▶ [The request] Repeat each line exactly, leaving nothing out.

Dataset entries
....

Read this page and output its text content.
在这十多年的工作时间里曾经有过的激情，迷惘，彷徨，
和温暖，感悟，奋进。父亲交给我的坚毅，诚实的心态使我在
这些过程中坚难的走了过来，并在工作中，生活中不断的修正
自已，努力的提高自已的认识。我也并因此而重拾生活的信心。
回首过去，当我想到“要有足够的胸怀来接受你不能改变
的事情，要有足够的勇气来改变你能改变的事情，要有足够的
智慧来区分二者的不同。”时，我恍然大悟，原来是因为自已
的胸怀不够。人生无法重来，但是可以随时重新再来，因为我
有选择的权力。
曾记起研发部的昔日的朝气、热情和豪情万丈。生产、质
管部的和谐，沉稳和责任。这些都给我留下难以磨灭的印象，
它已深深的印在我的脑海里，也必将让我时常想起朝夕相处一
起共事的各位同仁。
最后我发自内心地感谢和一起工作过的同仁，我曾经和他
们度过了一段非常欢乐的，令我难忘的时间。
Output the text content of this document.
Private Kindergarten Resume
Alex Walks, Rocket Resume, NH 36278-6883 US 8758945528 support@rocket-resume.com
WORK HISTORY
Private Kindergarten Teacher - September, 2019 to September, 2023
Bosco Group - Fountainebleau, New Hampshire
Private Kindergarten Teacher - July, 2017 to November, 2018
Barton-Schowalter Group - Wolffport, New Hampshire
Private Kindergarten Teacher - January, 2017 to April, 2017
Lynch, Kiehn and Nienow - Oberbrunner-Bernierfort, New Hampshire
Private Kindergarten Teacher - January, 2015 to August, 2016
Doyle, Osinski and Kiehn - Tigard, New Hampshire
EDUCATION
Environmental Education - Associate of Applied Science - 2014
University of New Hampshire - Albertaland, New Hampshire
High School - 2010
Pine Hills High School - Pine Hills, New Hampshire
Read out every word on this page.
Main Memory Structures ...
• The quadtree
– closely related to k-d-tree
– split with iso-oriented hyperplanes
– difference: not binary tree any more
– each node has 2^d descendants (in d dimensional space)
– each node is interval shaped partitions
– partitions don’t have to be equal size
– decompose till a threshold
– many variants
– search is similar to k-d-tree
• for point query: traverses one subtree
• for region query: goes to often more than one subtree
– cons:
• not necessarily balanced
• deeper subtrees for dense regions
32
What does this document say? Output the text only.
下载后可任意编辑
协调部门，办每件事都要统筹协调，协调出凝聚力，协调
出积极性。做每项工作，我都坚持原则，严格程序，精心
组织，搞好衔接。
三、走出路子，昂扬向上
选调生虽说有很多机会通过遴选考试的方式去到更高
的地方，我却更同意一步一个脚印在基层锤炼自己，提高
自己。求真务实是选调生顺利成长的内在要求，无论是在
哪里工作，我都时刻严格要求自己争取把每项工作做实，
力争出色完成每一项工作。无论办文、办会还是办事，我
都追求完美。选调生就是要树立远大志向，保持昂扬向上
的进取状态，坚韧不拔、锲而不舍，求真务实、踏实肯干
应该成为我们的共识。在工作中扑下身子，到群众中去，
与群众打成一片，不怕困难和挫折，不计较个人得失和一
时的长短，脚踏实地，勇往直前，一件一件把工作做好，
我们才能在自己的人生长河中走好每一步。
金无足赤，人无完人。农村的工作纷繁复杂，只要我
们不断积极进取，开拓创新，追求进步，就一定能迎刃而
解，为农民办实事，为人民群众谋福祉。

....

▶ [Task result]
Read this page and output its text content.
在这十多年的工作时间里曾经有过的激情，迷惘，彷徨，
和温暖，感悟，奋进。父亲交给我的坚毅，诚实的心态使我在
这些过程中坚难的走了过来，并在工作中，生活中不断的修正
自已，努力的提高自已的认识。我也并因此而重拾生活的信心。
回首过去，当我想到“要有足够的胸怀来接受你不能改变
的事情，要有足够的勇气来改变你能改变的事情，要有足够的
智慧来区分二者的不同。”时，我恍然大悟，原来是因为自已
的胸怀不够。人生无法重来，但是可以随时重新再来，因为我
有选择的权力。
曾记起研发部的昔日的朝气、热情和豪情万丈。生产、质
管部的和谐，沉稳和责任。这些都给我留下难以磨灭的印象，
它已深深的印在我的脑海里，也必将让我时常想起朝夕相处一
起共事的各位同仁。
最后我发自内心地感谢和一起工作过的同仁，我曾经和他
们度过了一段非常欢乐的，令我难忘的时间。
Output the text content of this document.
Private Kindergarten Resume
Alex Walks, Rocket Resume, NH 36278-6883 US 8758945528 support@rocket-resume.com
WORK HISTORY
Private Kindergarten Teacher - September, 2019 to September, 2023
Bosco Group - Fountainebleau, New Hampshire
Private Kindergarten Teacher - July, 2017 to November, 2018
Barton-Schowalter Group - Wolffport, New Hampshire
Private Kindergarten Teacher - January, 2017 to April, 2017
Lynch, Kiehn and Nienow - Oberbrunner-Bernierfort, New Hampshire
Private Kindergarten Teacher - January, 2015 to August, 2016
Doyle, Osinski and Kiehn - Tigard, New Hampshire
EDUCATION
Environmental Education - Associate of Applied Science - 2014
University of New Hampshire - Albertaland, New Hampshire
High School - 2010
Pine Hills High School - Pine Hills, New Hampshire
Read out every word on this page.
Main Memory Structures ...
• The quadtree
– closely related to k-d-tree
– split with iso-oriented hyperplanes
– difference: not binary tree any more
– each node has 2^d descendants (in d dimensional space)
– each node is interval shaped partitions
– partitions don’t have to be equal size
– decompose till a threshold
– many variants
– search is similar to k-d-tree
• for point query: traverses one subtree
• for region query: goes to often more than one subtree
– cons:
• not necessarily balanced
• deeper subtrees for dense regions
32
What does this document say? Output the text only.
下载后可任意编辑
协调部门，办每件事都要统筹协调，协调出凝聚力，协调
出积极性。做每项工作，我都坚持原则，严格程序，精心
组织，搞好衔接。
三、走出路子，昂扬向上
选调生虽说有很多机会通过遴选考试的方式去到更高
的地方，我却更同意一步一个脚印在基层锤炼自己，提高
自己。求真务实是选调生顺利成长的内在要求，无论是在
哪里工作，我都时刻严格要求自己争取把每项工作做实，
力争出色完成每一项工作。无论办文、办会还是办事，我
都追求完美。选调生就是要树立远大志向，保持昂扬向上
的进取状态，坚韧不拔、锲而不舍，求真务实、踏实肯干
应该成为我们的共识。在工作中扑下身子，到群众中去，
与群众打成一片，不怕困难和挫折，不计较个人得失和一
时的长短，脚踏实地，勇往直前，一件一件把工作做好，
我们才能在自己的人生长河中走好每一步。
金无足赤，人无完人。农村的工作纷繁复杂，只要我
们不断积极进取，开拓创新，追求进步，就一定能迎刃而
解，为农民办实事，为人民群众谋福祉。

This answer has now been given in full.